## What this task involves:
Look through the data below. Collect every line where the word "moving" occurs.

###

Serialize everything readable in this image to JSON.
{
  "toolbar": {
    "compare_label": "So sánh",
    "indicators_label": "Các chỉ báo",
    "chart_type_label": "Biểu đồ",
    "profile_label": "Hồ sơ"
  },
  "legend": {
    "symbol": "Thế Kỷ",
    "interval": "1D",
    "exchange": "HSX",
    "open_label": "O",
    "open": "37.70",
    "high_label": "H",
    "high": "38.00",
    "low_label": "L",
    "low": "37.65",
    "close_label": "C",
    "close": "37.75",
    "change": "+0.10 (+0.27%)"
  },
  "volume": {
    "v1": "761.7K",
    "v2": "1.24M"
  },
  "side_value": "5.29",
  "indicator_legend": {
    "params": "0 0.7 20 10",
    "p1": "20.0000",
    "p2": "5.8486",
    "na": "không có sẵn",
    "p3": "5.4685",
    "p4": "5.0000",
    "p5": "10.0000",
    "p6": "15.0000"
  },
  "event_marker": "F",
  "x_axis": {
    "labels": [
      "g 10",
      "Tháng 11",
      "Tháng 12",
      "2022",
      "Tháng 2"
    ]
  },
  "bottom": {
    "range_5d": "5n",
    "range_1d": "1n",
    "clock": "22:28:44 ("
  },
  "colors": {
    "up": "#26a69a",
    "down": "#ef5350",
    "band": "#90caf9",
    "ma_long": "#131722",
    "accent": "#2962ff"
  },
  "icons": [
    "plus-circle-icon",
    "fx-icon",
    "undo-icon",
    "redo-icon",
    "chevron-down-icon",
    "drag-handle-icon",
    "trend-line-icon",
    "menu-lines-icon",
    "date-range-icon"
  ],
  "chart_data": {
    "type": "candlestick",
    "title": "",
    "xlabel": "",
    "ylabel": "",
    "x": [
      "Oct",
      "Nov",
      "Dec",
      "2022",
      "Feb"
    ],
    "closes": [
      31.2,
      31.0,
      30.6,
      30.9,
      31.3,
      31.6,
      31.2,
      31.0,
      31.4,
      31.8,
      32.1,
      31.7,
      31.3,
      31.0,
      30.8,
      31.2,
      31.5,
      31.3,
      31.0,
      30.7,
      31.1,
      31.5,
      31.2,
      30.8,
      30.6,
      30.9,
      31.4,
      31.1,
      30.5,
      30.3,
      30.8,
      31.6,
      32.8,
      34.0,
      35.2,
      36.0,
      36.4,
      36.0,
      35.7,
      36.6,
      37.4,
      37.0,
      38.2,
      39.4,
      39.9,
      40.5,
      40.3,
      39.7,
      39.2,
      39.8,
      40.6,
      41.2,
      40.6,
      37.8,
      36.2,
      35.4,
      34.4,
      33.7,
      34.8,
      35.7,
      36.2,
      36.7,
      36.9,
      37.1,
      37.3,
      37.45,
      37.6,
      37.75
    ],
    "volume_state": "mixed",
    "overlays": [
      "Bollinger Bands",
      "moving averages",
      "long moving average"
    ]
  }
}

###

## Solution for this task:
      "moving averages",
      "long moving average"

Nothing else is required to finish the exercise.